--- Start Provided records ---
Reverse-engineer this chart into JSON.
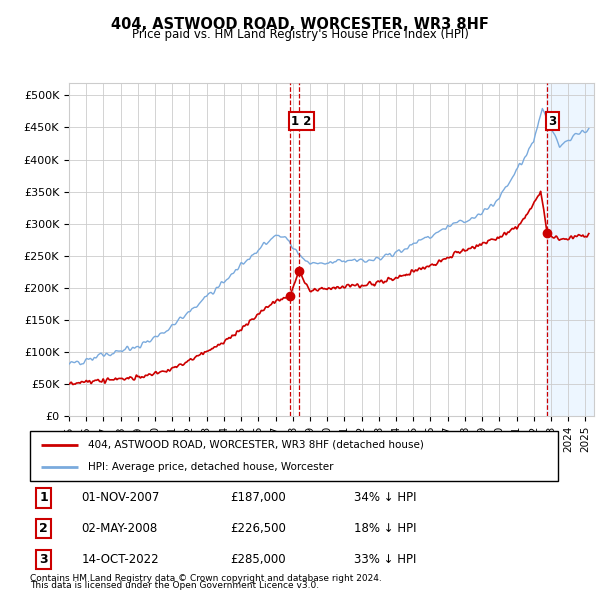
{
  "title": "404, ASTWOOD ROAD, WORCESTER, WR3 8HF",
  "subtitle": "Price paid vs. HM Land Registry's House Price Index (HPI)",
  "xlim": [
    1995.0,
    2025.5
  ],
  "ylim": [
    0,
    520000
  ],
  "yticks": [
    0,
    50000,
    100000,
    150000,
    200000,
    250000,
    300000,
    350000,
    400000,
    450000,
    500000
  ],
  "ytick_labels": [
    "£0",
    "£50K",
    "£100K",
    "£150K",
    "£200K",
    "£250K",
    "£300K",
    "£350K",
    "£400K",
    "£450K",
    "£500K"
  ],
  "hpi_color": "#7aaadd",
  "price_color": "#cc0000",
  "vline_color": "#cc0000",
  "marker_box_color": "#cc0000",
  "transaction1": {
    "date_num": 2007.84,
    "price": 187000,
    "label": "1",
    "date_str": "01-NOV-2007",
    "price_str": "£187,000",
    "hpi_str": "34% ↓ HPI"
  },
  "transaction2": {
    "date_num": 2008.35,
    "price": 226500,
    "label": "2",
    "date_str": "02-MAY-2008",
    "price_str": "£226,500",
    "hpi_str": "18% ↓ HPI"
  },
  "transaction3": {
    "date_num": 2022.79,
    "price": 285000,
    "label": "3",
    "date_str": "14-OCT-2022",
    "price_str": "£285,000",
    "hpi_str": "33% ↓ HPI"
  },
  "legend_label_red": "404, ASTWOOD ROAD, WORCESTER, WR3 8HF (detached house)",
  "legend_label_blue": "HPI: Average price, detached house, Worcester",
  "footer1": "Contains HM Land Registry data © Crown copyright and database right 2024.",
  "footer2": "This data is licensed under the Open Government Licence v3.0.",
  "background_color": "#ffffff",
  "grid_color": "#cccccc",
  "chart_bg": "#f0f4ff"
}
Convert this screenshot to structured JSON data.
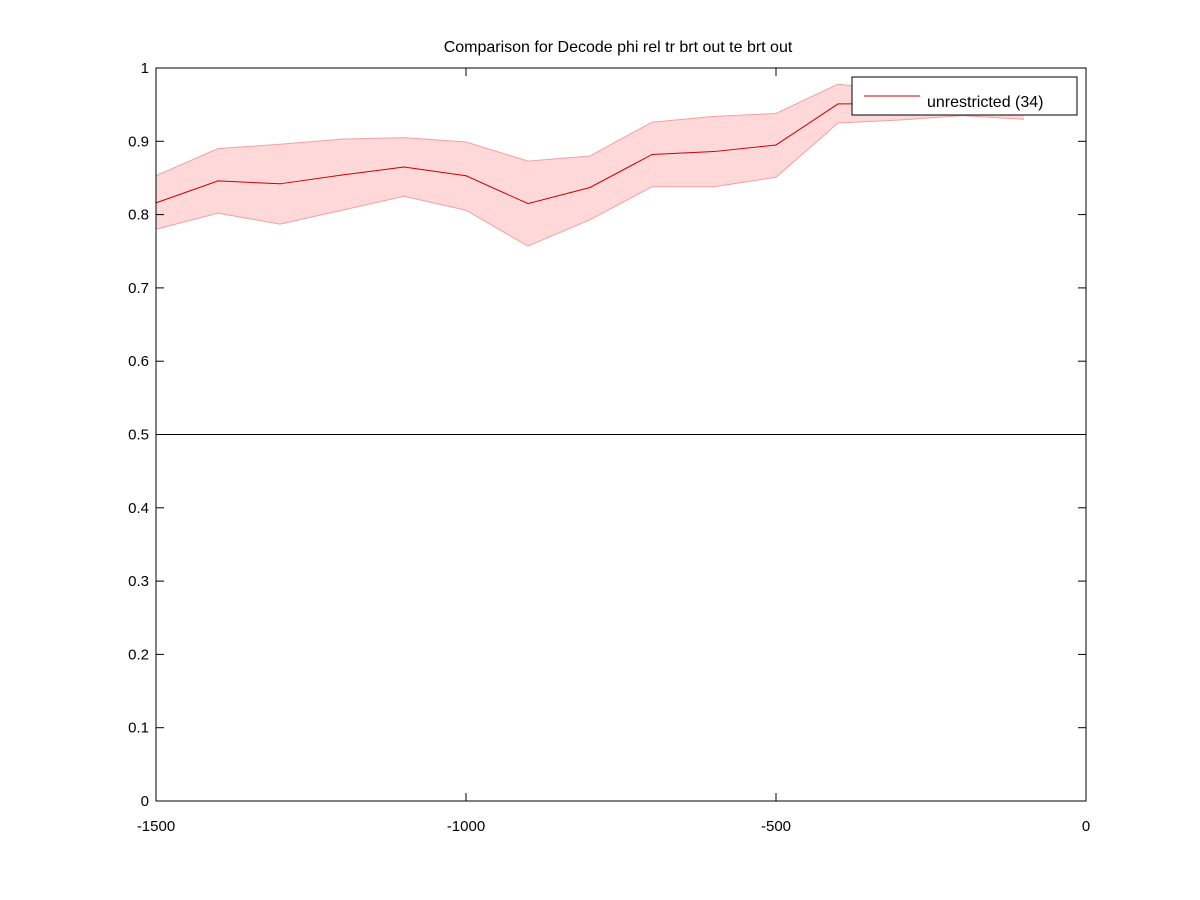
--- End Provided records ---
▸ **Task goal**
Leave out the pictures and print every line of the data exactly.

▸ **Task answer**
Reverse-engineer this chart into JSON.
{
  "title": "404, ASTWOOD ROAD, WORCESTER, WR3 8HF",
  "subtitle": "Price paid vs. HM Land Registry's House Price Index (HPI)",
  "xlim": [
    1995.0,
    2025.5
  ],
  "ylim": [
    0,
    520000
  ],
  "yticks": [
    0,
    50000,
    100000,
    150000,
    200000,
    250000,
    300000,
    350000,
    400000,
    450000,
    500000
  ],
  "ytick_labels": [
    "£0",
    "£50K",
    "£100K",
    "£150K",
    "£200K",
    "£250K",
    "£300K",
    "£350K",
    "£400K",
    "£450K",
    "£500K"
  ],
  "hpi_color": "#7aaadd",
  "price_color": "#cc0000",
  "vline_color": "#cc0000",
  "marker_box_color": "#cc0000",
  "transaction1": {
    "date_num": 2007.84,
    "price": 187000,
    "label": "1",
    "date_str": "01-NOV-2007",
    "price_str": "£187,000",
    "hpi_str": "34% ↓ HPI"
  },
  "transaction2": {
    "date_num": 2008.35,
    "price": 226500,
    "label": "2",
    "date_str": "02-MAY-2008",
    "price_str": "£226,500",
    "hpi_str": "18% ↓ HPI"
  },
  "transaction3": {
    "date_num": 2022.79,
    "price": 285000,
    "label": "3",
    "date_str": "14-OCT-2022",
    "price_str": "£285,000",
    "hpi_str": "33% ↓ HPI"
  },
  "legend_label_red": "404, ASTWOOD ROAD, WORCESTER, WR3 8HF (detached house)",
  "legend_label_blue": "HPI: Average price, detached house, Worcester",
  "footer1": "Contains HM Land Registry data © Crown copyright and database right 2024.",
  "footer2": "This data is licensed under the Open Government Licence v3.0.",
  "background_color": "#ffffff",
  "grid_color": "#cccccc",
  "chart_bg": "#f0f4ff"
}
Convert this screenshot to structured JSON data.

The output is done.